══ Given records ══

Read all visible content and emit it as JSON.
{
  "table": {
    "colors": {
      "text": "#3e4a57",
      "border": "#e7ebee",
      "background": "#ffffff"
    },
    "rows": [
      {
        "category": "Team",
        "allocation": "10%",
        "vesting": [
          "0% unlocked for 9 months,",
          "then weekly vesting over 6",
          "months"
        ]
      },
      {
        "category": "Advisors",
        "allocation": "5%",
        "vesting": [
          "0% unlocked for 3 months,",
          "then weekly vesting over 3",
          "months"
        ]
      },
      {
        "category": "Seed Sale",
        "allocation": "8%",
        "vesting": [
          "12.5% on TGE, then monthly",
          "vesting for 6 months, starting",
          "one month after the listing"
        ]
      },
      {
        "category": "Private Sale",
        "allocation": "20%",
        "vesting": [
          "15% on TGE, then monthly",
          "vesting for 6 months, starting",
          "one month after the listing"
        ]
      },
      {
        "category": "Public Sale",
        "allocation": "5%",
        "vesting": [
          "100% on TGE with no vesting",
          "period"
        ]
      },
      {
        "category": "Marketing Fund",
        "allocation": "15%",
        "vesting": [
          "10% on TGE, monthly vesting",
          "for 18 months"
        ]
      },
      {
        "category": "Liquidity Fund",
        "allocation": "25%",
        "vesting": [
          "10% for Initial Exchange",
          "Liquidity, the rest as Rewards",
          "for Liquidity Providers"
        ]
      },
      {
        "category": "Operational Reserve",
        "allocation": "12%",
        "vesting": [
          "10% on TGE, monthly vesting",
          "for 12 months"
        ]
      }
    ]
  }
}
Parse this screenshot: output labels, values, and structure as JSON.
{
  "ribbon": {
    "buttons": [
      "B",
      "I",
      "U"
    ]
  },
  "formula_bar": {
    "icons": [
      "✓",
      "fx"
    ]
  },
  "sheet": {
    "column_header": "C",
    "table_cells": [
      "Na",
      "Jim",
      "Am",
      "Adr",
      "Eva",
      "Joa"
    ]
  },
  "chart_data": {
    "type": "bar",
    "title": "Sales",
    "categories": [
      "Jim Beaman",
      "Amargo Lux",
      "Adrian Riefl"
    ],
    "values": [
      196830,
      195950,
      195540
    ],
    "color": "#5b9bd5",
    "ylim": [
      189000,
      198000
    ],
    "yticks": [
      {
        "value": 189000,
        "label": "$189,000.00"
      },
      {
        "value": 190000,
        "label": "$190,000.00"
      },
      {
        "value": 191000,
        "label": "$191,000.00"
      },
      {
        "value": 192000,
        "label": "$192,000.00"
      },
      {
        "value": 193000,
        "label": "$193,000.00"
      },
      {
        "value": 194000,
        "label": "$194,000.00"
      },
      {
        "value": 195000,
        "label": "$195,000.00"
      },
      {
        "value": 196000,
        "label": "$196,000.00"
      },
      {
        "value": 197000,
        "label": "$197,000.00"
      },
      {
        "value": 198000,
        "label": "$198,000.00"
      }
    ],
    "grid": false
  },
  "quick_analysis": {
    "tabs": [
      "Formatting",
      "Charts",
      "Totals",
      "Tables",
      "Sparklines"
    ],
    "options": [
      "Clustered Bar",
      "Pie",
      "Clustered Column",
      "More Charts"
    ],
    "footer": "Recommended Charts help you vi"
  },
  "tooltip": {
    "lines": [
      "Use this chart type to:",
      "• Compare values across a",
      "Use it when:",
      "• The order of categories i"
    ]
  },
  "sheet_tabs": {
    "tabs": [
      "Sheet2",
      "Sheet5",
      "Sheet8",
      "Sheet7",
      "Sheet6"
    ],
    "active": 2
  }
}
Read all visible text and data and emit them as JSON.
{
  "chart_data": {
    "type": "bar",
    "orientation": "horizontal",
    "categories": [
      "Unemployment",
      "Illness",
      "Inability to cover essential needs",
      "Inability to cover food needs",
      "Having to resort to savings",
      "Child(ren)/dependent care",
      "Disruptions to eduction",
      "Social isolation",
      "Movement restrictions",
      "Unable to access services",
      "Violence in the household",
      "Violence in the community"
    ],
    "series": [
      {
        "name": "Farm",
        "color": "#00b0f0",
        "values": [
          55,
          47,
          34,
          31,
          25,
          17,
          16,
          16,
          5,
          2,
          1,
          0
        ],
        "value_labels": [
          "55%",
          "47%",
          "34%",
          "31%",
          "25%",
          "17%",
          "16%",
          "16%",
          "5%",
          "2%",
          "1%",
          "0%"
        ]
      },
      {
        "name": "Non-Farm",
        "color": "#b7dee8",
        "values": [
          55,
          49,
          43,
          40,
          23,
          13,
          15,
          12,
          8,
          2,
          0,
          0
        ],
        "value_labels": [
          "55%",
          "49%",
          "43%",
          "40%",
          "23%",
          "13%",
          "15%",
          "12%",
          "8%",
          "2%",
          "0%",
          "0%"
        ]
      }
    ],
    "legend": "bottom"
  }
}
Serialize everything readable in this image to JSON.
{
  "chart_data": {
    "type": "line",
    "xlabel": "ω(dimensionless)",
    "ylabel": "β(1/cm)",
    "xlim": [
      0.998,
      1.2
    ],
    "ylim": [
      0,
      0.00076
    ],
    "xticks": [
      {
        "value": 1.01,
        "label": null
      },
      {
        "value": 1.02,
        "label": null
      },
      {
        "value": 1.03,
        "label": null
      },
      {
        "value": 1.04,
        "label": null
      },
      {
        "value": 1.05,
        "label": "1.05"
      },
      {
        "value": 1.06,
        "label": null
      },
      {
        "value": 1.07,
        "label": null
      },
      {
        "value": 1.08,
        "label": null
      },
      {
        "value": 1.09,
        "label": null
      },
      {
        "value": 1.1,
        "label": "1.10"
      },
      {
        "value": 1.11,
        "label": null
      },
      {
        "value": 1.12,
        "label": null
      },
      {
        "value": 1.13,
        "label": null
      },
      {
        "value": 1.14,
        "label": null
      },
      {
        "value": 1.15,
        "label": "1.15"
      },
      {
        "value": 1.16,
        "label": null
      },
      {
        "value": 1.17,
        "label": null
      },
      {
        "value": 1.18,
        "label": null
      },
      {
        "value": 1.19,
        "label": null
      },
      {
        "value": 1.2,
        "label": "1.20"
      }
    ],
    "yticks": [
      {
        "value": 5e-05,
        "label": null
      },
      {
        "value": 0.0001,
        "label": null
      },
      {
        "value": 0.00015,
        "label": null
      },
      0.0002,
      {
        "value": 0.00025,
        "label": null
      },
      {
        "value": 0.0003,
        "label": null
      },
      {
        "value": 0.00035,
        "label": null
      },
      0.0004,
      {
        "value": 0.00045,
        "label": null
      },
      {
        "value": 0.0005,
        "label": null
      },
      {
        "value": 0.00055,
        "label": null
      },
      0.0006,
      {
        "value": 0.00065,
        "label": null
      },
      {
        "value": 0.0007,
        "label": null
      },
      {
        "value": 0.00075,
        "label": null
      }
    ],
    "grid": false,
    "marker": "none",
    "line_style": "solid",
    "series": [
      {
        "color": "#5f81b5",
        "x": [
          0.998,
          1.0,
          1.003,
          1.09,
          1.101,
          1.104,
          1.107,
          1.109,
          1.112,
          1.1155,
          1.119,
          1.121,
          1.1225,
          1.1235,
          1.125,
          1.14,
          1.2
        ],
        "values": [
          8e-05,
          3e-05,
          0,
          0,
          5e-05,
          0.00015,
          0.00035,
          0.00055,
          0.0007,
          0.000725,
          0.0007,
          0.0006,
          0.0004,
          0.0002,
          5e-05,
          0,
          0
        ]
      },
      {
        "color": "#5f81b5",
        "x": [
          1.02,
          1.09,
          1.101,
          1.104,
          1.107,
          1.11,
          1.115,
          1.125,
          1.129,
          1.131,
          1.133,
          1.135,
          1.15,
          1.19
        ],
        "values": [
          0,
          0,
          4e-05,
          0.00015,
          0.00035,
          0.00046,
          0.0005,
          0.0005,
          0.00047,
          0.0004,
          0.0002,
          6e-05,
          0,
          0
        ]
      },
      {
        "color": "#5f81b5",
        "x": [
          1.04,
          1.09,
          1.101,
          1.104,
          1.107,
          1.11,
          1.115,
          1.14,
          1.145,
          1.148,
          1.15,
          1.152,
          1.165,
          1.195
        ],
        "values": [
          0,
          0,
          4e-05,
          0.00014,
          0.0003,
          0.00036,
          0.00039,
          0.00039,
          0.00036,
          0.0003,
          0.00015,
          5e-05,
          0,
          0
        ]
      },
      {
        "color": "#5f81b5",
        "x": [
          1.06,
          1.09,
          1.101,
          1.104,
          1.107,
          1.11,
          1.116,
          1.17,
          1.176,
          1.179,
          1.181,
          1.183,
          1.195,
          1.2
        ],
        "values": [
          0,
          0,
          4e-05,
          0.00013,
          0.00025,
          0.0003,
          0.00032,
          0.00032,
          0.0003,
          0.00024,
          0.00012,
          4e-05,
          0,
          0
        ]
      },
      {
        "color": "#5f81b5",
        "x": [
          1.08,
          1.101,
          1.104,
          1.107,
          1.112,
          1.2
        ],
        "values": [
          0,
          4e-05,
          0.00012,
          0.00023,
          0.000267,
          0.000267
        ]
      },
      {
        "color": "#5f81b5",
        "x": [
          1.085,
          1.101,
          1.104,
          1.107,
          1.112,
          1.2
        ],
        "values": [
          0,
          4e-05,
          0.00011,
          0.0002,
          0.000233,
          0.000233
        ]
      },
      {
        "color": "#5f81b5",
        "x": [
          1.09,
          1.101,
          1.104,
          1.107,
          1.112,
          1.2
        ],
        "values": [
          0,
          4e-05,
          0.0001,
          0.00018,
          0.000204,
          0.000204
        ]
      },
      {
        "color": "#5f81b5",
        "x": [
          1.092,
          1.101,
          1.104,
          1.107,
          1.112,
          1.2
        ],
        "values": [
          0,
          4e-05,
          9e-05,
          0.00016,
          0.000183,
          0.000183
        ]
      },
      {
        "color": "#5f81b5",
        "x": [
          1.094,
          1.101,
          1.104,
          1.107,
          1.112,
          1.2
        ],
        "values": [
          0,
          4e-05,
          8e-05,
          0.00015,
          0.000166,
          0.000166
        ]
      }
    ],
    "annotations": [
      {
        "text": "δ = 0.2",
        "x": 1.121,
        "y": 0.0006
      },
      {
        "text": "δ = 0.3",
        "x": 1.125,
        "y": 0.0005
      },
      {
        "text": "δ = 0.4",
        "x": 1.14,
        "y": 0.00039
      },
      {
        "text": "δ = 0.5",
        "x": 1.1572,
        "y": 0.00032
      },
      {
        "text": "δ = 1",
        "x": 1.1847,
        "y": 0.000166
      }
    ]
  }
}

═══

* The request: Only the number is wanted: how many lines of the material above include the word "Inability"?

* Answer to this exercise: 2